§ Records from a collection of figures:
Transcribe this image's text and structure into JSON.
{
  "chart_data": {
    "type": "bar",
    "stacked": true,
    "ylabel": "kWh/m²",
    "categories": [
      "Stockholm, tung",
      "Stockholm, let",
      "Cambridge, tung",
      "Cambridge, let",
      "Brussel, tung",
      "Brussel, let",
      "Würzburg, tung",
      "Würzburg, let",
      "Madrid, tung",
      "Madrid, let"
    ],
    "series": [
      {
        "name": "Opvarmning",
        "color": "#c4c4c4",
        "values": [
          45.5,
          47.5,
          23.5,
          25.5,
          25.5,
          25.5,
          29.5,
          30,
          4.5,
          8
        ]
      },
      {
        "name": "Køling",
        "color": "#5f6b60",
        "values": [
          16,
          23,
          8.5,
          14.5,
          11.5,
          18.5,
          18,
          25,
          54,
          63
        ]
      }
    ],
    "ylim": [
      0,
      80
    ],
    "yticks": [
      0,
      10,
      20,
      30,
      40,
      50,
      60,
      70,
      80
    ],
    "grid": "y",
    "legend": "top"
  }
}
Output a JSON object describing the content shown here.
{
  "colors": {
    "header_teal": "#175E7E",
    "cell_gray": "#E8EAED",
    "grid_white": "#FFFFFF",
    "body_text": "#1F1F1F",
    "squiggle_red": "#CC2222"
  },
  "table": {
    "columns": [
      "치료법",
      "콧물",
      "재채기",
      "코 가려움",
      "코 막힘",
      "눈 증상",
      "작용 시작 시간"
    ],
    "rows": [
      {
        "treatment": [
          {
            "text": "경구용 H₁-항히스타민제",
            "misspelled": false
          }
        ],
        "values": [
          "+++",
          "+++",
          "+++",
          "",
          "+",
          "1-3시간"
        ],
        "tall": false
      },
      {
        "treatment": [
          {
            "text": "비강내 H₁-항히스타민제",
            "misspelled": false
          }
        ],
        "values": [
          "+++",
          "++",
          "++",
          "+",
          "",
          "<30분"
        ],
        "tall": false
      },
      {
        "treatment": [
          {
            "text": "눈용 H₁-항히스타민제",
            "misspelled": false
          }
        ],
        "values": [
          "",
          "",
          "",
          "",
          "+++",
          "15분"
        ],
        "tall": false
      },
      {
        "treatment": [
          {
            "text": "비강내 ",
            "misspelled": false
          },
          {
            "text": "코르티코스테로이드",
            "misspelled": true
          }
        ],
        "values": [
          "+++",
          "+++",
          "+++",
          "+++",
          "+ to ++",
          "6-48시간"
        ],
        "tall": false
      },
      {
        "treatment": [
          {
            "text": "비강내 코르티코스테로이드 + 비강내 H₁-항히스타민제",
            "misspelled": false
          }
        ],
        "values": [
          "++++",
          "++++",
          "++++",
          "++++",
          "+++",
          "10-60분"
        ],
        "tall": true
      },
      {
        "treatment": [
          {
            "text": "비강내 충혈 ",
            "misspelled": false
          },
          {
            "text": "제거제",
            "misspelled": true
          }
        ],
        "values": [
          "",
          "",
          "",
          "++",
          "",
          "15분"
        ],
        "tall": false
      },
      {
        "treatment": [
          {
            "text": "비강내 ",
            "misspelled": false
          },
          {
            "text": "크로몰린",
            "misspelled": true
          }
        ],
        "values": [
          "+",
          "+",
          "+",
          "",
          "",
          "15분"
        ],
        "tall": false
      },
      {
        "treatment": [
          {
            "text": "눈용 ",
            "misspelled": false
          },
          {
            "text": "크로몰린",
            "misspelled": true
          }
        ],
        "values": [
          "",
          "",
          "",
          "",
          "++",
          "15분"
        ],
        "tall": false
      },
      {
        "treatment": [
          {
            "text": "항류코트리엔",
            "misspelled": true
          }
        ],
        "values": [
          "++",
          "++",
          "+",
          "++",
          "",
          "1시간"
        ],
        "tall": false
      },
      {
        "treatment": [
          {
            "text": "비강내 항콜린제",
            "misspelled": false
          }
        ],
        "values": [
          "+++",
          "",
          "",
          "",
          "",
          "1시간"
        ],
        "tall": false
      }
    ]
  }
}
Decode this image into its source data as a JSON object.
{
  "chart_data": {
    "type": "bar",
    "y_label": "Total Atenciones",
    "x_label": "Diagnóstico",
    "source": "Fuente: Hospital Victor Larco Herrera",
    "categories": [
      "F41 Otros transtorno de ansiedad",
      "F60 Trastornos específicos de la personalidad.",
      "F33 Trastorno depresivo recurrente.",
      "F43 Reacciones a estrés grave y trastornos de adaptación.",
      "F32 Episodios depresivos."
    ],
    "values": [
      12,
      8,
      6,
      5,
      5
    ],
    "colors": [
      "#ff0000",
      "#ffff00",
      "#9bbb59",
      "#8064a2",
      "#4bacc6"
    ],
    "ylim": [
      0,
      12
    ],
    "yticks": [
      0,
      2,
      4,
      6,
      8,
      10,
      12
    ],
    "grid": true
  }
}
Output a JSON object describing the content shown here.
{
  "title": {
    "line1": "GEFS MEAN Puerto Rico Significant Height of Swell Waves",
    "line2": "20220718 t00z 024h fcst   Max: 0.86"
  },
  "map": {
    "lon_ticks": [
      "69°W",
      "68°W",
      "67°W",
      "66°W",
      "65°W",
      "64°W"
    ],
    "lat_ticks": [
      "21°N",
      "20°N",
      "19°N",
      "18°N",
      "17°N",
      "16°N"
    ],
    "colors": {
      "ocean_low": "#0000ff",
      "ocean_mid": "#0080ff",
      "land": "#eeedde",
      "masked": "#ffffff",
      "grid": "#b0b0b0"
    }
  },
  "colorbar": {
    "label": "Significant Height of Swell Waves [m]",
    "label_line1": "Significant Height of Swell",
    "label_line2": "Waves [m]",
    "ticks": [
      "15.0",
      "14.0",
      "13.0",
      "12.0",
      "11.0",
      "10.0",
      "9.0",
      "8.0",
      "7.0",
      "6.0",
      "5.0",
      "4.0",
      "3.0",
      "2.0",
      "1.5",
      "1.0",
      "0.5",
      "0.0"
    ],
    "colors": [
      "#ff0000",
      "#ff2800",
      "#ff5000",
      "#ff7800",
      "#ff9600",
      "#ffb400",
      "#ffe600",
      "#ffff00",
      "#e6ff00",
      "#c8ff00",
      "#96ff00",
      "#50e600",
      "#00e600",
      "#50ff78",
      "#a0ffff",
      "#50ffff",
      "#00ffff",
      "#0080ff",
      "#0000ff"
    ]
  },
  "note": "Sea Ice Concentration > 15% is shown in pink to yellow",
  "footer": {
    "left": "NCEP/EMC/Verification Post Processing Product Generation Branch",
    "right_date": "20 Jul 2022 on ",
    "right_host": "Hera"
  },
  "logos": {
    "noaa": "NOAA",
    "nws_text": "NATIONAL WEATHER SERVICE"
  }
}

§ Request: From the listing above, reproduce all the lines exactly.

§ Written answer:
Transcribe this image's text and structure into JSON.
{
  "chart_data": {
    "type": "bar",
    "stacked": true,
    "ylabel": "kWh/m²",
    "categories": [
      "Stockholm, tung",
      "Stockholm, let",
      "Cambridge, tung",
      "Cambridge, let",
      "Brussel, tung",
      "Brussel, let",
      "Würzburg, tung",
      "Würzburg, let",
      "Madrid, tung",
      "Madrid, let"
    ],
    "series": [
      {
        "name": "Opvarmning",
        "color": "#c4c4c4",
        "values": [
          45.5,
          47.5,
          23.5,
          25.5,
          25.5,
          25.5,
          29.5,
          30,
          4.5,
          8
        ]
      },
      {
        "name": "Køling",
        "color": "#5f6b60",
        "values": [
          16,
          23,
          8.5,
          14.5,
          11.5,
          18.5,
          18,
          25,
          54,
          63
        ]
      }
    ],
    "ylim": [
      0,
      80
    ],
    "yticks": [
      0,
      10,
      20,
      30,
      40,
      50,
      60,
      70,
      80
    ],
    "grid": "y",
    "legend": "top"
  }
}
Output a JSON object describing the content shown here.
{
  "colors": {
    "header_teal": "#175E7E",
    "cell_gray": "#E8EAED",
    "grid_white": "#FFFFFF",
    "body_text": "#1F1F1F",
    "squiggle_red": "#CC2222"
  },
  "table": {
    "columns": [
      "치료법",
      "콧물",
      "재채기",
      "코 가려움",
      "코 막힘",
      "눈 증상",
      "작용 시작 시간"
    ],
    "rows": [
      {
        "treatment": [
          {
            "text": "경구용 H₁-항히스타민제",
            "misspelled": false
          }
        ],
        "values": [
          "+++",
          "+++",
          "+++",
          "",
          "+",
          "1-3시간"
        ],
        "tall": false
      },
      {
        "treatment": [
          {
            "text": "비강내 H₁-항히스타민제",
            "misspelled": false
          }
        ],
        "values": [
          "+++",
          "++",
          "++",
          "+",
          "",
          "<30분"
        ],
        "tall": false
      },
      {
        "treatment": [
          {
            "text": "눈용 H₁-항히스타민제",
            "misspelled": false
          }
        ],
        "values": [
          "",
          "",
          "",
          "",
          "+++",
          "15분"
        ],
        "tall": false
      },
      {
        "treatment": [
          {
            "text": "비강내 ",
            "misspelled": false
          },
          {
            "text": "코르티코스테로이드",
            "misspelled": true
          }
        ],
        "values": [
          "+++",
          "+++",
          "+++",
          "+++",
          "+ to ++",
          "6-48시간"
        ],
        "tall": false
      },
      {
        "treatment": [
          {
            "text": "비강내 코르티코스테로이드 + 비강내 H₁-항히스타민제",
            "misspelled": false
          }
        ],
        "values": [
          "++++",
          "++++",
          "++++",
          "++++",
          "+++",
          "10-60분"
        ],
        "tall": true
      },
      {
        "treatment": [
          {
            "text": "비강내 충혈 ",
            "misspelled": false
          },
          {
            "text": "제거제",
            "misspelled": true
          }
        ],
        "values": [
          "",
          "",
          "",
          "++",
          "",
          "15분"
        ],
        "tall": false
      },
      {
        "treatment": [
          {
            "text": "비강내 ",
            "misspelled": false
          },
          {
            "text": "크로몰린",
            "misspelled": true
          }
        ],
        "values": [
          "+",
          "+",
          "+",
          "",
          "",
          "15분"
        ],
        "tall": false
      },
      {
        "treatment": [
          {
            "text": "눈용 ",
            "misspelled": false
          },
          {
            "text": "크로몰린",
            "misspelled": true
          }
        ],
        "values": [
          "",
          "",
          "",
          "",
          "++",
          "15분"
        ],
        "tall": false
      },
      {
        "treatment": [
          {
            "text": "항류코트리엔",
            "misspelled": true
          }
        ],
        "values": [
          "++",
          "++",
          "+",
          "++",
          "",
          "1시간"
        ],
        "tall": false
      },
      {
        "treatment": [
          {
            "text": "비강내 항콜린제",
            "misspelled": false
          }
        ],
        "values": [
          "+++",
          "",
          "",
          "",
          "",
          "1시간"
        ],
        "tall": false
      }
    ]
  }
}
Decode this image into its source data as a JSON object.
{
  "chart_data": {
    "type": "bar",
    "y_label": "Total Atenciones",
    "x_label": "Diagnóstico",
    "source": "Fuente: Hospital Victor Larco Herrera",
    "categories": [
      "F41 Otros transtorno de ansiedad",
      "F60 Trastornos específicos de la personalidad.",
      "F33 Trastorno depresivo recurrente.",
      "F43 Reacciones a estrés grave y trastornos de adaptación.",
      "F32 Episodios depresivos."
    ],
    "values": [
      12,
      8,
      6,
      5,
      5
    ],
    "colors": [
      "#ff0000",
      "#ffff00",
      "#9bbb59",
      "#8064a2",
      "#4bacc6"
    ],
    "ylim": [
      0,
      12
    ],
    "yticks": [
      0,
      2,
      4,
      6,
      8,
      10,
      12
    ],
    "grid": true
  }
}
Output a JSON object describing the content shown here.
{
  "title": {
    "line1": "GEFS MEAN Puerto Rico Significant Height of Swell Waves",
    "line2": "20220718 t00z 024h fcst   Max: 0.86"
  },
  "map": {
    "lon_ticks": [
      "69°W",
      "68°W",
      "67°W",
      "66°W",
      "65°W",
      "64°W"
    ],
    "lat_ticks": [
      "21°N",
      "20°N",
      "19°N",
      "18°N",
      "17°N",
      "16°N"
    ],
    "colors": {
      "ocean_low": "#0000ff",
      "ocean_mid": "#0080ff",
      "land": "#eeedde",
      "masked": "#ffffff",
      "grid": "#b0b0b0"
    }
  },
  "colorbar": {
    "label": "Significant Height of Swell Waves [m]",
    "label_line1": "Significant Height of Swell",
    "label_line2": "Waves [m]",
    "ticks": [
      "15.0",
      "14.0",
      "13.0",
      "12.0",
      "11.0",
      "10.0",
      "9.0",
      "8.0",
      "7.0",
      "6.0",
      "5.0",
      "4.0",
      "3.0",
      "2.0",
      "1.5",
      "1.0",
      "0.5",
      "0.0"
    ],
    "colors": [
      "#ff0000",
      "#ff2800",
      "#ff5000",
      "#ff7800",
      "#ff9600",
      "#ffb400",
      "#ffe600",
      "#ffff00",
      "#e6ff00",
      "#c8ff00",
      "#96ff00",
      "#50e600",
      "#00e600",
      "#50ff78",
      "#a0ffff",
      "#50ffff",
      "#00ffff",
      "#0080ff",
      "#0000ff"
    ]
  },
  "note": "Sea Ice Concentration > 15% is shown in pink to yellow",
  "footer": {
    "left": "NCEP/EMC/Verification Post Processing Product Generation Branch",
    "right_date": "20 Jul 2022 on ",
    "right_host": "Hera"
  },
  "logos": {
    "noaa": "NOAA",
    "nws_text": "NATIONAL WEATHER SERVICE"
  }
}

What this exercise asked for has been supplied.